+++ Supplied data +++

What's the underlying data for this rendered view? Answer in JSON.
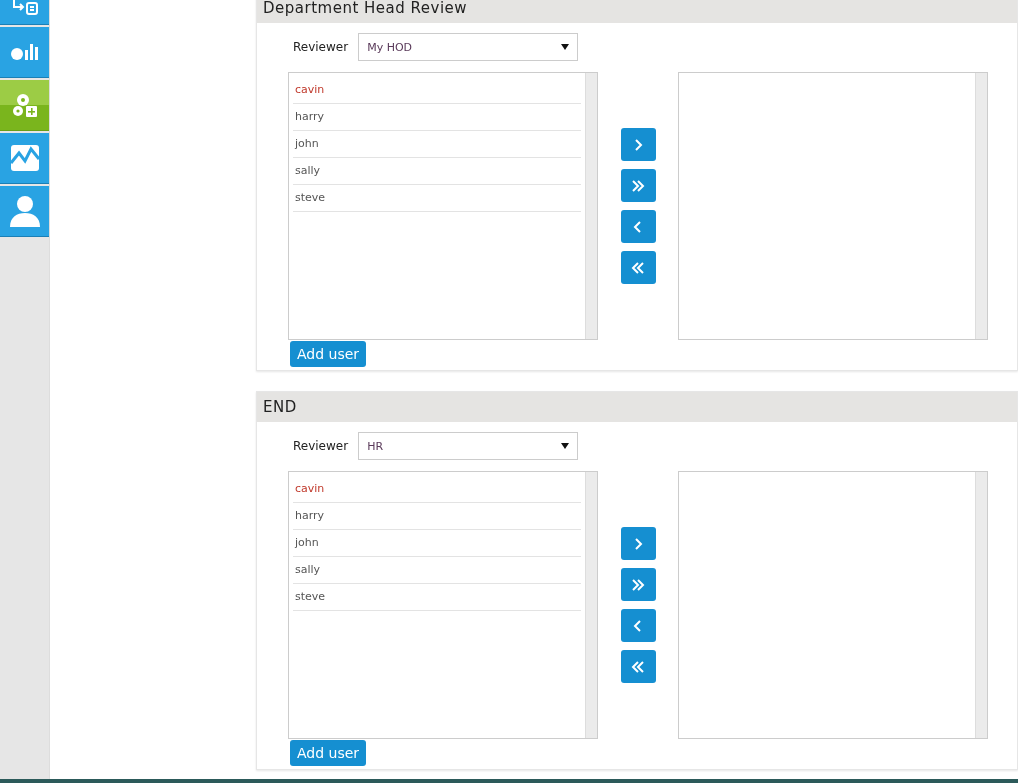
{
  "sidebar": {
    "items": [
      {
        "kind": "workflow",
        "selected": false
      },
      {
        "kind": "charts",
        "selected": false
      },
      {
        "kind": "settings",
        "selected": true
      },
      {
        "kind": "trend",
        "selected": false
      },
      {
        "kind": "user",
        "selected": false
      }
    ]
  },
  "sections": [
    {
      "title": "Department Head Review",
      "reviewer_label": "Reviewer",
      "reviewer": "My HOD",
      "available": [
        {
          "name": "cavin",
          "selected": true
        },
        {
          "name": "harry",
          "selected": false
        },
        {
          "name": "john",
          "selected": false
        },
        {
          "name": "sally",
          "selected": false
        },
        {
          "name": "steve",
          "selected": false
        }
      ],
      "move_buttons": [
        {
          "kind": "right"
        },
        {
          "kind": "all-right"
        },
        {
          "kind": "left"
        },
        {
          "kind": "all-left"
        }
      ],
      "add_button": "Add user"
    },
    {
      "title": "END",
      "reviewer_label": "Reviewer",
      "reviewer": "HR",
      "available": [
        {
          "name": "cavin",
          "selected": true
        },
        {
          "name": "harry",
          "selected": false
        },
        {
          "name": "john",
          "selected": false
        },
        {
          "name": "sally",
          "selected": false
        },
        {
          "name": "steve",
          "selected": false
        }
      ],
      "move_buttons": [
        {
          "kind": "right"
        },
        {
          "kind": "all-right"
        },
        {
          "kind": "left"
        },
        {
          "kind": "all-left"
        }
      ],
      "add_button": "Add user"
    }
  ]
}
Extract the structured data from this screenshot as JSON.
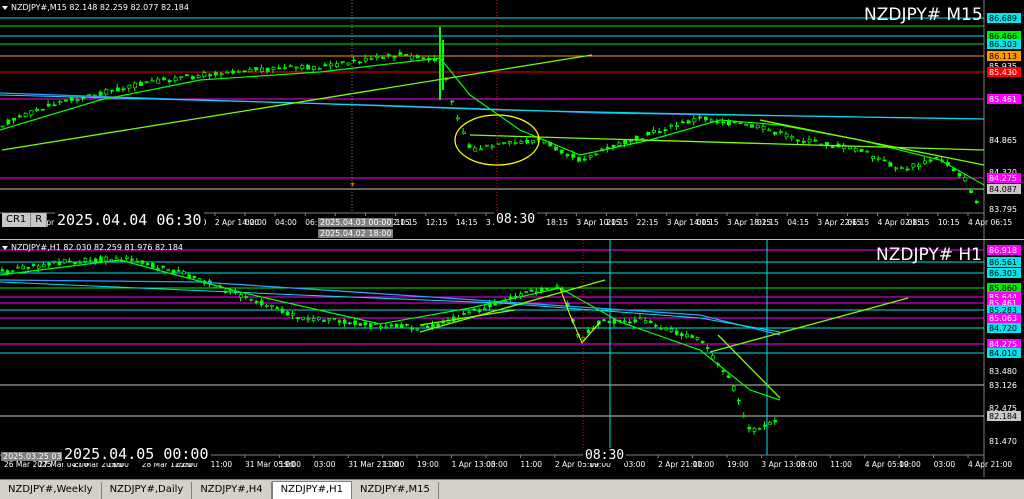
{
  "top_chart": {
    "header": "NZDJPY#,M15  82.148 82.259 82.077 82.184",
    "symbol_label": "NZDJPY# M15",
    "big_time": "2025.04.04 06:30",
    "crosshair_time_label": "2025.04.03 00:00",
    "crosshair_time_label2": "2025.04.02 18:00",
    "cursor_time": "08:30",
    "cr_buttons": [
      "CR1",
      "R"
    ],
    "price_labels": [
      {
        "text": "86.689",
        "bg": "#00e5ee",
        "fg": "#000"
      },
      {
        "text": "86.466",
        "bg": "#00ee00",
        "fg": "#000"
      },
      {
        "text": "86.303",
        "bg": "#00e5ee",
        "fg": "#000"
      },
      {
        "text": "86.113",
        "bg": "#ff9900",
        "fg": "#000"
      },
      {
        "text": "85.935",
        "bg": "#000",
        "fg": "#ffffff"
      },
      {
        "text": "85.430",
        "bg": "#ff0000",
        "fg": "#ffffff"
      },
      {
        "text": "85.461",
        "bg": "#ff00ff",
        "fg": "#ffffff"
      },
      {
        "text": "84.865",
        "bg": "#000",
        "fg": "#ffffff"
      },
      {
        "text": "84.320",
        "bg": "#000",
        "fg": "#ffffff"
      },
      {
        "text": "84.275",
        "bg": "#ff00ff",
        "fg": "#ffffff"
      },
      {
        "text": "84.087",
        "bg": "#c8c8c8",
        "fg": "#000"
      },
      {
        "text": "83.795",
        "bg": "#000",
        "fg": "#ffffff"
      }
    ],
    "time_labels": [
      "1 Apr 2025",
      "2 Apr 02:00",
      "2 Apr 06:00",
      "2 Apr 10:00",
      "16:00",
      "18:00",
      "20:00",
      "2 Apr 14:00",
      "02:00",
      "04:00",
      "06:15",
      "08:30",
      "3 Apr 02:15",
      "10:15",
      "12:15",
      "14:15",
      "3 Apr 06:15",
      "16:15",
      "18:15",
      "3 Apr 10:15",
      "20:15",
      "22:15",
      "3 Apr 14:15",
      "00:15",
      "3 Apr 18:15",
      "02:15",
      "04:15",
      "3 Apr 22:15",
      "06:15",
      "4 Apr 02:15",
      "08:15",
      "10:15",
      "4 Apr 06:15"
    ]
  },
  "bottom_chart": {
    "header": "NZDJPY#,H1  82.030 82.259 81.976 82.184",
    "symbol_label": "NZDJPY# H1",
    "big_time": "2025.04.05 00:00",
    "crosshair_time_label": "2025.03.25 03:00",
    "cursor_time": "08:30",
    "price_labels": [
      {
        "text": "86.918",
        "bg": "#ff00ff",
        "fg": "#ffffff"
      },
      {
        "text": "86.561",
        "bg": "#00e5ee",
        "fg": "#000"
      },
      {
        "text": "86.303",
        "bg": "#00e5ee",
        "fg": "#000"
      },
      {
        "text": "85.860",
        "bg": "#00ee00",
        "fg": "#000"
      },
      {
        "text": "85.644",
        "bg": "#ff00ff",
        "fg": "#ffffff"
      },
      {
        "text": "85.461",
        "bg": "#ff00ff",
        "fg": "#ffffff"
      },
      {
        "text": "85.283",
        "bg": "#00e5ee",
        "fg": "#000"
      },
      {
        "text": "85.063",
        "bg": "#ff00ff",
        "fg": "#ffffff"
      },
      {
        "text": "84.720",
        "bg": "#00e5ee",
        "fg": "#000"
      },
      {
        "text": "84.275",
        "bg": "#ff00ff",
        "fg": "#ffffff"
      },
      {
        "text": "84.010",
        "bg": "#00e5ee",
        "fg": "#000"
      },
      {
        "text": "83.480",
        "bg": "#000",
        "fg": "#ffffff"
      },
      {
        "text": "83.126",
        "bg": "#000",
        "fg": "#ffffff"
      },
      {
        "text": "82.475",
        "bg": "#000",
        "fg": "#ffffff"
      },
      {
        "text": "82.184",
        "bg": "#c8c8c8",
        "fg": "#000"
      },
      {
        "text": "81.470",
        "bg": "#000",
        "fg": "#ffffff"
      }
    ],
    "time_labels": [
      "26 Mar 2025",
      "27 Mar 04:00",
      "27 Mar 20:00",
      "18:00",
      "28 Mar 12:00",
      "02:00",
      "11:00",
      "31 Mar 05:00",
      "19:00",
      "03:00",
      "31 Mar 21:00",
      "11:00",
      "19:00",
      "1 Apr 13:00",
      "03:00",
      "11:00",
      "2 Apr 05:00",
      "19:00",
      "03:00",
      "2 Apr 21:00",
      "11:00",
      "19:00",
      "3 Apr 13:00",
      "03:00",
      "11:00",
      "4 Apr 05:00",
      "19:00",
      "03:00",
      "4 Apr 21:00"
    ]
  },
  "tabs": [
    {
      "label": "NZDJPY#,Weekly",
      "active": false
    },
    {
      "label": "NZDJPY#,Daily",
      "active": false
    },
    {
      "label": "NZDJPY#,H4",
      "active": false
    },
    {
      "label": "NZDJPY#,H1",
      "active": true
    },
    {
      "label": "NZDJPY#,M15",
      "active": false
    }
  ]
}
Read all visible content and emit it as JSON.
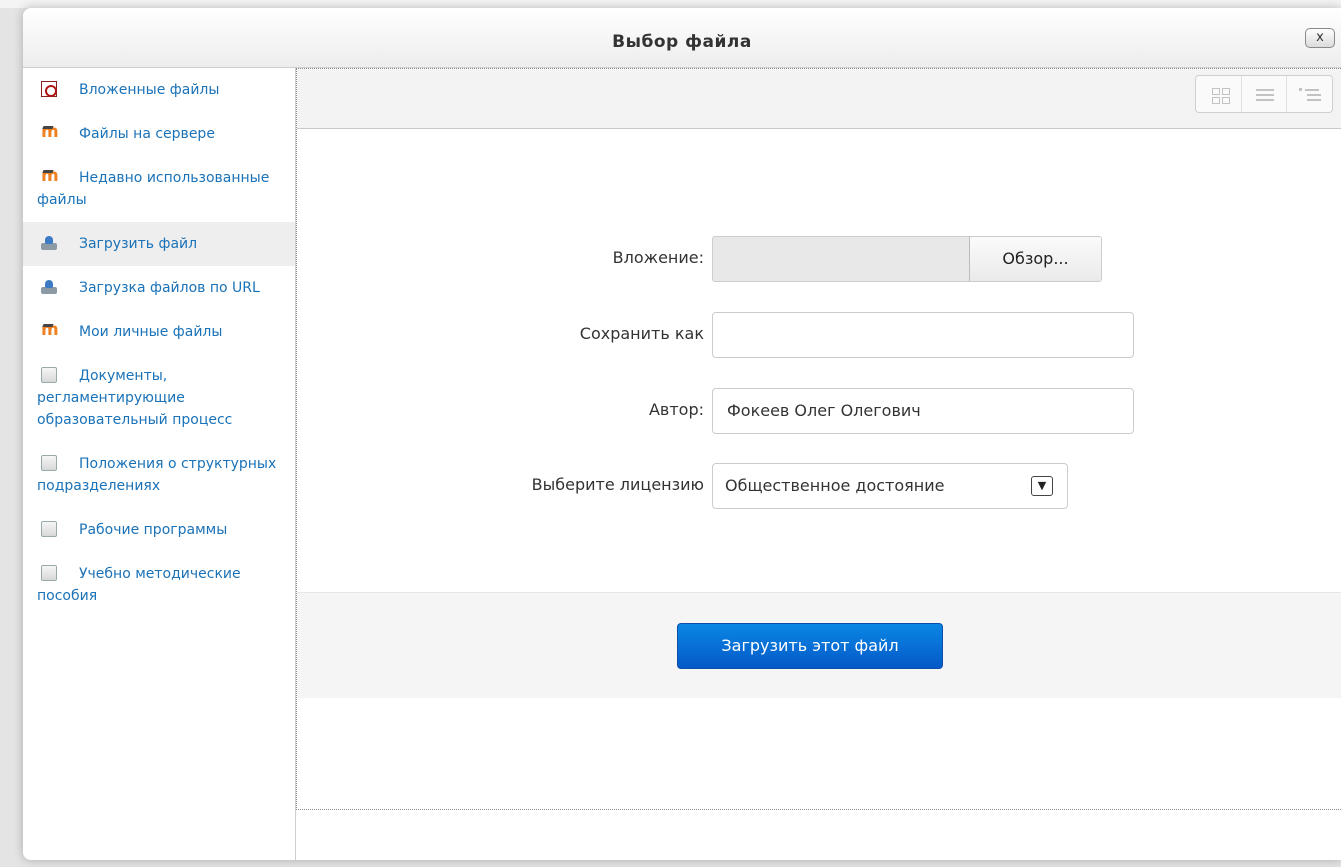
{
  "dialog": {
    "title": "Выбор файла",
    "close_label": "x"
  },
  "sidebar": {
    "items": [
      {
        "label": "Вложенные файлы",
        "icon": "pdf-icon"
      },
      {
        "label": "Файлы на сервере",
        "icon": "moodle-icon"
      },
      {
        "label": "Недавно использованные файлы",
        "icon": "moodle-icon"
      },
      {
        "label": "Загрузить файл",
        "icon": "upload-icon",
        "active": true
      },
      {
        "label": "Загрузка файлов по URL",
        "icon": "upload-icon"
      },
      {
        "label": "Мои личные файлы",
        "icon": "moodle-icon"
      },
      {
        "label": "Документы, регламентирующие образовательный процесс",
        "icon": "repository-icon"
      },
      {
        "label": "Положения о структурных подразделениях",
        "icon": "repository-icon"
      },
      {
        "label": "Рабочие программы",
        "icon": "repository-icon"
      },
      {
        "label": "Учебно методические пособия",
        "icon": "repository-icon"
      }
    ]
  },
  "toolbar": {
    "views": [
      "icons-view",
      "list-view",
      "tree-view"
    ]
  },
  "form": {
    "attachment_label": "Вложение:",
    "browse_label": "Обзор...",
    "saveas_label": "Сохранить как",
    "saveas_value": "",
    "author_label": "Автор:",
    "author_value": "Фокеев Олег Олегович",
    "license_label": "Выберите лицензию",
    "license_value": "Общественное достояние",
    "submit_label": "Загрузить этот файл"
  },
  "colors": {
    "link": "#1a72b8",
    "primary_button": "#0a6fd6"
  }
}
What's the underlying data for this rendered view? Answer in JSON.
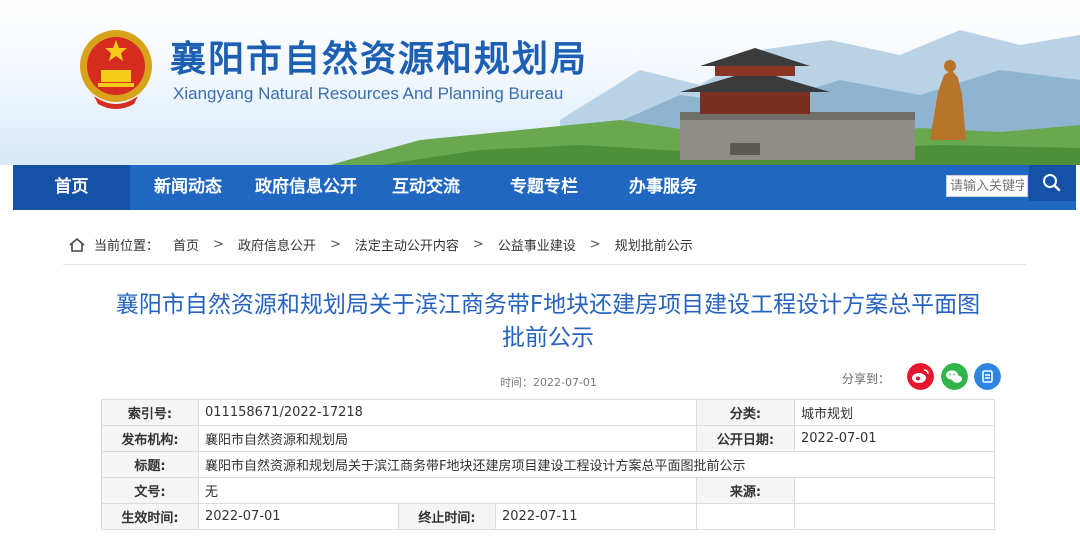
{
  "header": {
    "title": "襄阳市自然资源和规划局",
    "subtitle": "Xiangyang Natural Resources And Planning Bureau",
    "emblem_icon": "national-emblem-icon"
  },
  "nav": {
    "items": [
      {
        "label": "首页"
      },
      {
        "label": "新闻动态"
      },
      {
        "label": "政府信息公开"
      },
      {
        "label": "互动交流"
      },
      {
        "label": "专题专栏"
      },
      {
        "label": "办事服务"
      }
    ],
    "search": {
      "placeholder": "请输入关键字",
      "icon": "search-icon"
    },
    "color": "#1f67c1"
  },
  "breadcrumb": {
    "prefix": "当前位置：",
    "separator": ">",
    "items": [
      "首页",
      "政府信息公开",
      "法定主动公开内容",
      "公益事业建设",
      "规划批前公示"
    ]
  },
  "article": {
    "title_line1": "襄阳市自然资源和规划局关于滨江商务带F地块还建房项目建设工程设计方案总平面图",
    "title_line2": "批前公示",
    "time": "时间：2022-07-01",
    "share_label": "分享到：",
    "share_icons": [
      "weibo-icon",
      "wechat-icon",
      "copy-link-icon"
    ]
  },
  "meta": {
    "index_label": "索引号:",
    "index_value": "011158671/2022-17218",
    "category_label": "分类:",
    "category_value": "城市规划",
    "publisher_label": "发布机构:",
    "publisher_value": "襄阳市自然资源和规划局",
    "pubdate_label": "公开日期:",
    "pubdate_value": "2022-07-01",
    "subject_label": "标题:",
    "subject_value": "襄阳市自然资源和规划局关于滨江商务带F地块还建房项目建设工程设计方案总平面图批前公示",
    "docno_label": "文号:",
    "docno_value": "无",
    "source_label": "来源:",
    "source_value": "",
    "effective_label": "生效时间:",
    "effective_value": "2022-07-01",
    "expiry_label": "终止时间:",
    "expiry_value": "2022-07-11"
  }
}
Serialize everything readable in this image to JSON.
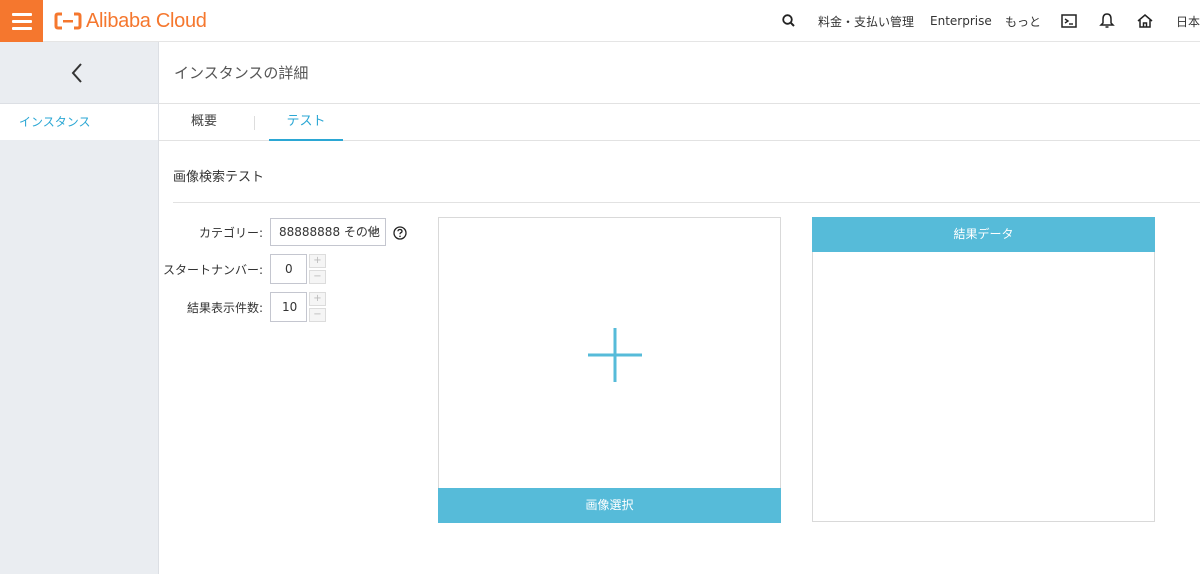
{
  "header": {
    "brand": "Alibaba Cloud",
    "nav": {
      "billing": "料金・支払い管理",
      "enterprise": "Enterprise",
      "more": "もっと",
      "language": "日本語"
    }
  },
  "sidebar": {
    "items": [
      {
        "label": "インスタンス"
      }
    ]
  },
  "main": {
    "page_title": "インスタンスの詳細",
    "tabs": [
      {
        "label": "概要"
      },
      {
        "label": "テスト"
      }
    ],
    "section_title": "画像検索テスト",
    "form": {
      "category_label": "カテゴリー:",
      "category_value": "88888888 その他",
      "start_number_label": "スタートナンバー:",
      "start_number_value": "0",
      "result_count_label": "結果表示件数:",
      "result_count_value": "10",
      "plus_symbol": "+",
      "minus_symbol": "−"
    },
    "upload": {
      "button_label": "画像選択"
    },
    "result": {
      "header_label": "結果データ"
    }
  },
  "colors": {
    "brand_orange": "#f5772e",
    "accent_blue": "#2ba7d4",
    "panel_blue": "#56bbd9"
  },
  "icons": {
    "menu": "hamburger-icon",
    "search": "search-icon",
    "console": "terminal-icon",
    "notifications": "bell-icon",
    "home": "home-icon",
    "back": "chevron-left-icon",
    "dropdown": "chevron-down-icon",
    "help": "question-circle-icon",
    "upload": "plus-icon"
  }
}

+++

Pictures must be left out. Repeat exactly the lines from the one containing "Serialize everything readable" through the final line of the data.

Serialize everything readable in this image to JSON.
{
  "header": {
    "brand": "Alibaba Cloud",
    "nav": {
      "billing": "料金・支払い管理",
      "enterprise": "Enterprise",
      "more": "もっと",
      "language": "日本語"
    }
  },
  "sidebar": {
    "items": [
      {
        "label": "インスタンス"
      }
    ]
  },
  "main": {
    "page_title": "インスタンスの詳細",
    "tabs": [
      {
        "label": "概要"
      },
      {
        "label": "テスト"
      }
    ],
    "section_title": "画像検索テスト",
    "form": {
      "category_label": "カテゴリー:",
      "category_value": "88888888 その他",
      "start_number_label": "スタートナンバー:",
      "start_number_value": "0",
      "result_count_label": "結果表示件数:",
      "result_count_value": "10",
      "plus_symbol": "+",
      "minus_symbol": "−"
    },
    "upload": {
      "button_label": "画像選択"
    },
    "result": {
      "header_label": "結果データ"
    }
  },
  "colors": {
    "brand_orange": "#f5772e",
    "accent_blue": "#2ba7d4",
    "panel_blue": "#56bbd9"
  },
  "icons": {
    "menu": "hamburger-icon",
    "search": "search-icon",
    "console": "terminal-icon",
    "notifications": "bell-icon",
    "home": "home-icon",
    "back": "chevron-left-icon",
    "dropdown": "chevron-down-icon",
    "help": "question-circle-icon",
    "upload": "plus-icon"
  }
}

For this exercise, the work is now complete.